## Entries shown
++++++++++

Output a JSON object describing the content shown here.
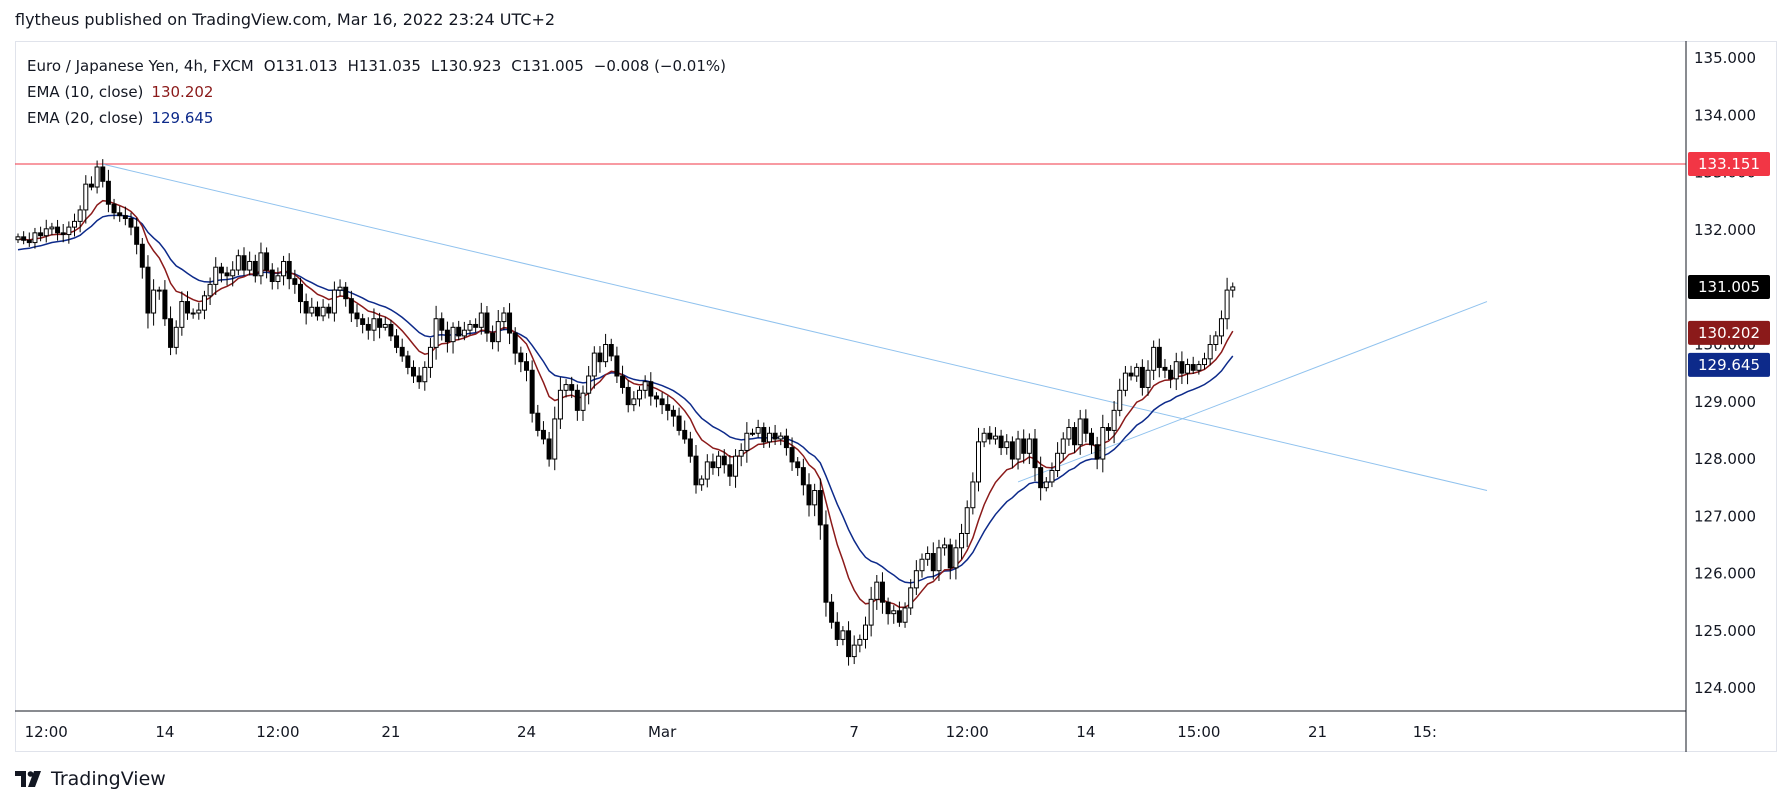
{
  "header": {
    "publish_text": "flytheus published on TradingView.com, Mar 16, 2022 23:24 UTC+2"
  },
  "legend": {
    "symbol": "Euro / Japanese Yen, 4h, FXCM",
    "open": "O131.013",
    "high": "H131.035",
    "low": "L130.923",
    "close": "C131.005",
    "change": "−0.008 (−0.01%)",
    "ema10_label": "EMA (10, close)",
    "ema10_value": "130.202",
    "ema20_label": "EMA (20, close)",
    "ema20_value": "129.645"
  },
  "brand": {
    "name": "TradingView"
  },
  "colors": {
    "up_body": "#ffffff",
    "down_body": "#000000",
    "wick": "#000000",
    "ema10": "#8b1a1a",
    "ema20": "#0d2a8a",
    "resistance": "#f23645",
    "trendline": "#90c2ee",
    "axis_text": "#131722",
    "last_price_bg": "#000000"
  },
  "chart_data": {
    "type": "candlestick",
    "title": "Euro / Japanese Yen, 4h, FXCM",
    "ylim": [
      123.6,
      135.3
    ],
    "xlim": [
      0,
      248
    ],
    "y_ticks": [
      "124.000",
      "125.000",
      "126.000",
      "127.000",
      "128.000",
      "129.000",
      "130.000",
      "131.000",
      "132.000",
      "133.000",
      "134.000",
      "135.000"
    ],
    "x_ticks": [
      {
        "label": "12:00",
        "i": 5
      },
      {
        "label": "14",
        "i": 26
      },
      {
        "label": "12:00",
        "i": 46
      },
      {
        "label": "21",
        "i": 66
      },
      {
        "label": "24",
        "i": 90
      },
      {
        "label": "Mar",
        "i": 114
      },
      {
        "label": "7",
        "i": 148
      },
      {
        "label": "12:00",
        "i": 168
      },
      {
        "label": "14",
        "i": 189
      },
      {
        "label": "15:00",
        "i": 209
      },
      {
        "label": "21",
        "i": 230
      },
      {
        "label": "15:",
        "i": 249
      }
    ],
    "price_labels": [
      {
        "value": 133.151,
        "text": "133.151",
        "bg": "#f23645"
      },
      {
        "value": 131.005,
        "text": "131.005",
        "bg": "#000000"
      },
      {
        "value": 130.202,
        "text": "130.202",
        "bg": "#8b1a1a"
      },
      {
        "value": 129.645,
        "text": "129.645",
        "bg": "#0d2a8a"
      }
    ],
    "resistance_level": 133.151,
    "trendlines": [
      {
        "name": "descending",
        "points": [
          [
            15,
            133.15
          ],
          [
            260,
            127.45
          ]
        ]
      },
      {
        "name": "ascending",
        "points": [
          [
            177,
            127.6
          ],
          [
            260,
            130.75
          ]
        ]
      }
    ],
    "closes": [
      131.88,
      131.82,
      131.78,
      131.95,
      131.9,
      132.02,
      132.05,
      131.95,
      131.92,
      132.05,
      132.15,
      132.35,
      132.8,
      132.75,
      133.1,
      132.85,
      132.45,
      132.3,
      132.25,
      132.2,
      132.05,
      131.75,
      131.35,
      130.55,
      130.95,
      130.95,
      130.45,
      129.95,
      130.3,
      130.75,
      130.55,
      130.55,
      130.6,
      130.85,
      131.05,
      131.35,
      131.25,
      131.2,
      131.3,
      131.55,
      131.3,
      131.45,
      131.2,
      131.6,
      131.3,
      131.1,
      131.2,
      131.45,
      131.15,
      131.05,
      130.75,
      130.55,
      130.65,
      130.5,
      130.65,
      130.55,
      130.95,
      131.0,
      130.8,
      130.55,
      130.45,
      130.35,
      130.25,
      130.45,
      130.3,
      130.35,
      130.15,
      129.95,
      129.8,
      129.6,
      129.45,
      129.35,
      129.6,
      129.95,
      130.45,
      130.25,
      130.05,
      130.3,
      130.15,
      130.25,
      130.35,
      130.3,
      130.55,
      130.2,
      130.05,
      130.4,
      130.55,
      130.2,
      129.85,
      129.7,
      129.55,
      128.8,
      128.5,
      128.35,
      128.0,
      128.7,
      129.2,
      129.3,
      129.2,
      128.85,
      129.15,
      129.45,
      129.85,
      129.7,
      130.0,
      129.8,
      129.45,
      129.25,
      128.95,
      129.05,
      129.2,
      129.35,
      129.1,
      129.05,
      128.95,
      128.85,
      128.75,
      128.5,
      128.35,
      128.05,
      127.55,
      127.65,
      127.95,
      127.85,
      128.05,
      127.9,
      127.7,
      128.05,
      128.15,
      128.45,
      128.45,
      128.55,
      128.3,
      128.45,
      128.35,
      128.4,
      128.2,
      127.95,
      127.85,
      127.55,
      127.2,
      127.45,
      126.85,
      125.5,
      125.15,
      124.85,
      125.0,
      124.55,
      124.75,
      124.85,
      125.1,
      125.55,
      125.85,
      125.5,
      125.3,
      125.35,
      125.15,
      125.4,
      125.75,
      126.05,
      126.25,
      126.35,
      126.05,
      126.45,
      126.5,
      126.1,
      126.45,
      126.7,
      127.15,
      127.6,
      128.3,
      128.45,
      128.35,
      128.4,
      128.2,
      128.3,
      128.0,
      128.35,
      128.1,
      128.35,
      127.85,
      127.5,
      127.6,
      127.8,
      128.1,
      128.35,
      128.55,
      128.25,
      128.7,
      128.45,
      128.25,
      128.0,
      128.55,
      128.5,
      128.85,
      129.2,
      129.5,
      129.45,
      129.6,
      129.25,
      129.55,
      129.95,
      129.6,
      129.55,
      129.4,
      129.7,
      129.5,
      129.65,
      129.55,
      129.65,
      129.75,
      130.0,
      130.15,
      130.45,
      130.95,
      131.005
    ]
  }
}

++++++++++

## Exercise
Every line of the listing that holds "TradingView" should be found and copied.

## Complete answer
    "publish_text": "flytheus published on TradingView.com, Mar 16, 2022 23:24 UTC+2"
    "name": "TradingView"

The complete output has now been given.